*Task goal*:
Using the data beneath, show every line that includes the word "close".

*Given records*:

- - -

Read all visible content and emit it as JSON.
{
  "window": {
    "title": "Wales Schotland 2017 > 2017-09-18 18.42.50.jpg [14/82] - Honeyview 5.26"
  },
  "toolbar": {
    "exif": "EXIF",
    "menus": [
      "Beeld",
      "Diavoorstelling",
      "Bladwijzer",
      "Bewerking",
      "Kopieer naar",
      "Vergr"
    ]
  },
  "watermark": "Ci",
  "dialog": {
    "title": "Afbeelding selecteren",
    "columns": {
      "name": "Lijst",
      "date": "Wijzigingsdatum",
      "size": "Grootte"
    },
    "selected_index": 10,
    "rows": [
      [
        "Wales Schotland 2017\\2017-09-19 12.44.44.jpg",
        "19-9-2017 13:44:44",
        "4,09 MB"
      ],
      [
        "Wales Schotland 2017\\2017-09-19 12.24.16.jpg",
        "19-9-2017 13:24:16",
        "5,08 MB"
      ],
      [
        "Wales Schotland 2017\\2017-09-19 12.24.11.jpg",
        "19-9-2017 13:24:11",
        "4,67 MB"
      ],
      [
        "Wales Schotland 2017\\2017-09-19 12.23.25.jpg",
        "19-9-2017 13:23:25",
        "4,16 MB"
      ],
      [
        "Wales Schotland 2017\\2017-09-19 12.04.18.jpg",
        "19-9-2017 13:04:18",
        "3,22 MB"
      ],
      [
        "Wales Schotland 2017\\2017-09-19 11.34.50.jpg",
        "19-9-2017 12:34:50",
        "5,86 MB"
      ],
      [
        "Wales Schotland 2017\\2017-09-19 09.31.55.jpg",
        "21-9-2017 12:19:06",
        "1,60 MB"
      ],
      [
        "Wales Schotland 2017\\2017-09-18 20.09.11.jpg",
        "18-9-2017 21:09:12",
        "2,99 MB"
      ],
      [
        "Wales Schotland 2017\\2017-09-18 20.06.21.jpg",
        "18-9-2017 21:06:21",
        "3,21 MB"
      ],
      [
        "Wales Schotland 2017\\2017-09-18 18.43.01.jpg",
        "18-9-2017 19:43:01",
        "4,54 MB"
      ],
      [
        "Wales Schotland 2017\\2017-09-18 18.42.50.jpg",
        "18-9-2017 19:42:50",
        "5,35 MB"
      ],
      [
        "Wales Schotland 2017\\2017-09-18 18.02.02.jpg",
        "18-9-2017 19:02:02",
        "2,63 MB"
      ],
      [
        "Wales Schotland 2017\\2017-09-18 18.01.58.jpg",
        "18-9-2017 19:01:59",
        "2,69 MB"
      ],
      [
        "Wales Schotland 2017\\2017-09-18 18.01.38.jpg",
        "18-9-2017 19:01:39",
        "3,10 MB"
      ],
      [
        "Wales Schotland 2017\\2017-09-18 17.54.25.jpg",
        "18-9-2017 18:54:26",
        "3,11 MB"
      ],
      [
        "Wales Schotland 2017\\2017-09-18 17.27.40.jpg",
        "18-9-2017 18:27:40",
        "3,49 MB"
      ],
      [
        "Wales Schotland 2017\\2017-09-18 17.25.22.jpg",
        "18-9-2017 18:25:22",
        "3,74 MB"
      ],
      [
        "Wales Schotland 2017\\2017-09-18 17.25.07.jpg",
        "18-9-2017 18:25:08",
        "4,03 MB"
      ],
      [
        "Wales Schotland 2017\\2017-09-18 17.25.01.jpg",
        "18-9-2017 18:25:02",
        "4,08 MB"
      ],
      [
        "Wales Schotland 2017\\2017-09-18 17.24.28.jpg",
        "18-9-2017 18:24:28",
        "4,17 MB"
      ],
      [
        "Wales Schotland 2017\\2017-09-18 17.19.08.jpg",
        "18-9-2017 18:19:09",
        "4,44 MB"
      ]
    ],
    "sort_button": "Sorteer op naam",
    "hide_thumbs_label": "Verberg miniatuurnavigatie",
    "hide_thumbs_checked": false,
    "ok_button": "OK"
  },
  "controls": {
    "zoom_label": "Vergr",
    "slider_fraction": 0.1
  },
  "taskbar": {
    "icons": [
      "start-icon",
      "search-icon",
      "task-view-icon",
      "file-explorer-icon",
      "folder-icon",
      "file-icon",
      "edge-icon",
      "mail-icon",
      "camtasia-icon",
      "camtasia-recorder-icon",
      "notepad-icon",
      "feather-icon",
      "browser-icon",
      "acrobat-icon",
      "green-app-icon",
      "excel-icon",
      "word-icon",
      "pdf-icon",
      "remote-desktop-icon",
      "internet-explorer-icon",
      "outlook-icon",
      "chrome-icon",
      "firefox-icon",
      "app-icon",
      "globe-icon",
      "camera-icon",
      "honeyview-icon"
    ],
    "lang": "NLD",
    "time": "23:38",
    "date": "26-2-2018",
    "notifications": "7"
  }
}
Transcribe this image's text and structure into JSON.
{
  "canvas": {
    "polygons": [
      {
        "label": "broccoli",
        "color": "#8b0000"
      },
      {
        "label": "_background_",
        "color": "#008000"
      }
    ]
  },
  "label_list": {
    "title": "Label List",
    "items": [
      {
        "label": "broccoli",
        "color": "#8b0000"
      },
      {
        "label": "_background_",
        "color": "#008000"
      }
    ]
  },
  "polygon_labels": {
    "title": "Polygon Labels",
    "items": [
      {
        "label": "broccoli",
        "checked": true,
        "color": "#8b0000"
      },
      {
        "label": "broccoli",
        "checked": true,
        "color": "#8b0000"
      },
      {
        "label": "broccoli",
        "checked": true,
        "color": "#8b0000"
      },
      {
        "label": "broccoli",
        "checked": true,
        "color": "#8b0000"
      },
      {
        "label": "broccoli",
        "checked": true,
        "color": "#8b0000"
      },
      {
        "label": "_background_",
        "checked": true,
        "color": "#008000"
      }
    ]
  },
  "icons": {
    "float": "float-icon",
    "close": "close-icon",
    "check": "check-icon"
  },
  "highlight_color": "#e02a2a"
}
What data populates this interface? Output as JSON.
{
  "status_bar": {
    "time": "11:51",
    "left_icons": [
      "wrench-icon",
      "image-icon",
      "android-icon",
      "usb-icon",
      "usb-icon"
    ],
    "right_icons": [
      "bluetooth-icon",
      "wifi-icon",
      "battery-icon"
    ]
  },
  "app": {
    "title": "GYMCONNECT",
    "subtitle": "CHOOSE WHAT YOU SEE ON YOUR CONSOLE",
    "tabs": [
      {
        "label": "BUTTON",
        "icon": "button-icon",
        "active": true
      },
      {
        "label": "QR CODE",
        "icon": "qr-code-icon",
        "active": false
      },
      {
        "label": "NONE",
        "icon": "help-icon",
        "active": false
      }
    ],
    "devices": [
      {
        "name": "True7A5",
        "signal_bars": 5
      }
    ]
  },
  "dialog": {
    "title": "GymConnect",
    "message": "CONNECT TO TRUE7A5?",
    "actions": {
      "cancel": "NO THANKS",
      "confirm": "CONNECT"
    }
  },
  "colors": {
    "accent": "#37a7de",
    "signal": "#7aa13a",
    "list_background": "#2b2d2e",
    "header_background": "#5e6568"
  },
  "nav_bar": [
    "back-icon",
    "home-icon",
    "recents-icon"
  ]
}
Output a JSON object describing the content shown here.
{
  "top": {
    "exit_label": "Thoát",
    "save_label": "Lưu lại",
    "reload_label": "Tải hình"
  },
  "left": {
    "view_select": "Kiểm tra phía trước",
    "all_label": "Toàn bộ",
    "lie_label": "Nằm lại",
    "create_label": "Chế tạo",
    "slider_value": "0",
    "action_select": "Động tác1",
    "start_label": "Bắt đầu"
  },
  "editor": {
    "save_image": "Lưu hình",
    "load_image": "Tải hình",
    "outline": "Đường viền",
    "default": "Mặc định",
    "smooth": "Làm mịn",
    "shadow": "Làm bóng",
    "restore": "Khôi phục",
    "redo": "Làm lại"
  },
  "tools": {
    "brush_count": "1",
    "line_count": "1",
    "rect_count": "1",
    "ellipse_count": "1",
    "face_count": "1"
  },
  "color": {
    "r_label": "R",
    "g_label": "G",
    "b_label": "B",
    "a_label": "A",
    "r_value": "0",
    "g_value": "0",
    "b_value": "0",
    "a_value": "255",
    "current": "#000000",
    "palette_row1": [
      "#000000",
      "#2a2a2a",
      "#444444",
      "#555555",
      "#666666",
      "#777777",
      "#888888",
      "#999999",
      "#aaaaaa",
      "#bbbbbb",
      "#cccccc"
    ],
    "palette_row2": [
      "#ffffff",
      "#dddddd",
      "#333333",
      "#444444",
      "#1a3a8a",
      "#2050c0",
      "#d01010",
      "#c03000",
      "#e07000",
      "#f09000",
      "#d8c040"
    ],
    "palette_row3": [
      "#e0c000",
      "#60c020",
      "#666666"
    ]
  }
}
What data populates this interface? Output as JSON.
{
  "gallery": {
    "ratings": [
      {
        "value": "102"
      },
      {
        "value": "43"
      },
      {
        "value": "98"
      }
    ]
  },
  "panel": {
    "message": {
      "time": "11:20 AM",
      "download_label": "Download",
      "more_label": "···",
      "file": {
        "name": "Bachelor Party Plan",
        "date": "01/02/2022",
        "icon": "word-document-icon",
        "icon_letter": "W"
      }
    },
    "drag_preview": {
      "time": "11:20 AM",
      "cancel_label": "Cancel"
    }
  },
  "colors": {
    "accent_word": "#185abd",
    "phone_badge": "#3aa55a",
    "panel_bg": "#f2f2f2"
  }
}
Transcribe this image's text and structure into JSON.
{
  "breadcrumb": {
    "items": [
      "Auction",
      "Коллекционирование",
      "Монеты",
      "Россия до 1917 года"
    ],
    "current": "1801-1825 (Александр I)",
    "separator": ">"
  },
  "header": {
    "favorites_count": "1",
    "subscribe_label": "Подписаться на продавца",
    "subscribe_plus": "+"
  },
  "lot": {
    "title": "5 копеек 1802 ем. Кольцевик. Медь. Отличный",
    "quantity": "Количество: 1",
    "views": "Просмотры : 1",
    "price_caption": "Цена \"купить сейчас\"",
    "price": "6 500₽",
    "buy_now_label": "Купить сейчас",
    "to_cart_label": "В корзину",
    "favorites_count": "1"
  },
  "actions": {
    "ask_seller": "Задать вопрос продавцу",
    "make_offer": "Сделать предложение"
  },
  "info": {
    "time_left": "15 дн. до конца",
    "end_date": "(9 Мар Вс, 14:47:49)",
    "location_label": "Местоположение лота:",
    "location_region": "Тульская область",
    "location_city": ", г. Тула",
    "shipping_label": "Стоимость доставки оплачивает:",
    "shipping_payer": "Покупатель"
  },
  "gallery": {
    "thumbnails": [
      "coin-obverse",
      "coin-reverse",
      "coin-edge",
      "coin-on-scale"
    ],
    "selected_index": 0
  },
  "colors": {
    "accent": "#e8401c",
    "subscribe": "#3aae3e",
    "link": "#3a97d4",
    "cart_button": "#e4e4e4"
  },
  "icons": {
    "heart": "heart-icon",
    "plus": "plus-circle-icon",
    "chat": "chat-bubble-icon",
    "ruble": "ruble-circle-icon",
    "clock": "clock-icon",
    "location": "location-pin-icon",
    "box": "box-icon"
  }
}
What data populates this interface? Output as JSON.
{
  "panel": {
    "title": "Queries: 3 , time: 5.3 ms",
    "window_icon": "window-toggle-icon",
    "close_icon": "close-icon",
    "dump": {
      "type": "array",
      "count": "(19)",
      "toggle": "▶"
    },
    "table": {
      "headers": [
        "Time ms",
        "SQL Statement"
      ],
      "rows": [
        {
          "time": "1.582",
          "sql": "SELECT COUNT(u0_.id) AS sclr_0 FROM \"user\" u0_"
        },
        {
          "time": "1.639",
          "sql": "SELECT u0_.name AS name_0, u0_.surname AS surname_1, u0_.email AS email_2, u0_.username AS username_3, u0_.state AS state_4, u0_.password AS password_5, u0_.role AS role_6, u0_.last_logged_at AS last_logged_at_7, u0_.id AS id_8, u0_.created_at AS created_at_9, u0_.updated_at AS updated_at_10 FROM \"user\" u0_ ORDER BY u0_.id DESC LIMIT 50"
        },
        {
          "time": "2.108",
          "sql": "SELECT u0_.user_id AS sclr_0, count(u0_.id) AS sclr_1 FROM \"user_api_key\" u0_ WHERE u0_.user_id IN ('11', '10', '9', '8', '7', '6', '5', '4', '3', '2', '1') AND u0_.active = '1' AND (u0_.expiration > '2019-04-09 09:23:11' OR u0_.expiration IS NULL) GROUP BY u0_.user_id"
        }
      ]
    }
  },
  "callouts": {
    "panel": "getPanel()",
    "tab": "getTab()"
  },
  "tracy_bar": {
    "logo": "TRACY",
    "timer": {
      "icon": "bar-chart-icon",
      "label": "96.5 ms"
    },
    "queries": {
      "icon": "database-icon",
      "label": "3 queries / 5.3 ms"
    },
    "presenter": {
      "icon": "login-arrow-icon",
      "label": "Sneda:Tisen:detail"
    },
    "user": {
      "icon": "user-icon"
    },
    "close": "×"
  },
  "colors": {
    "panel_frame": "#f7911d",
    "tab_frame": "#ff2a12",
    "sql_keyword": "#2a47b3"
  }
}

- - -

*Answer for the task*:
    "close": "close-icon",
    "close_icon": "close-icon",
    "close": "×"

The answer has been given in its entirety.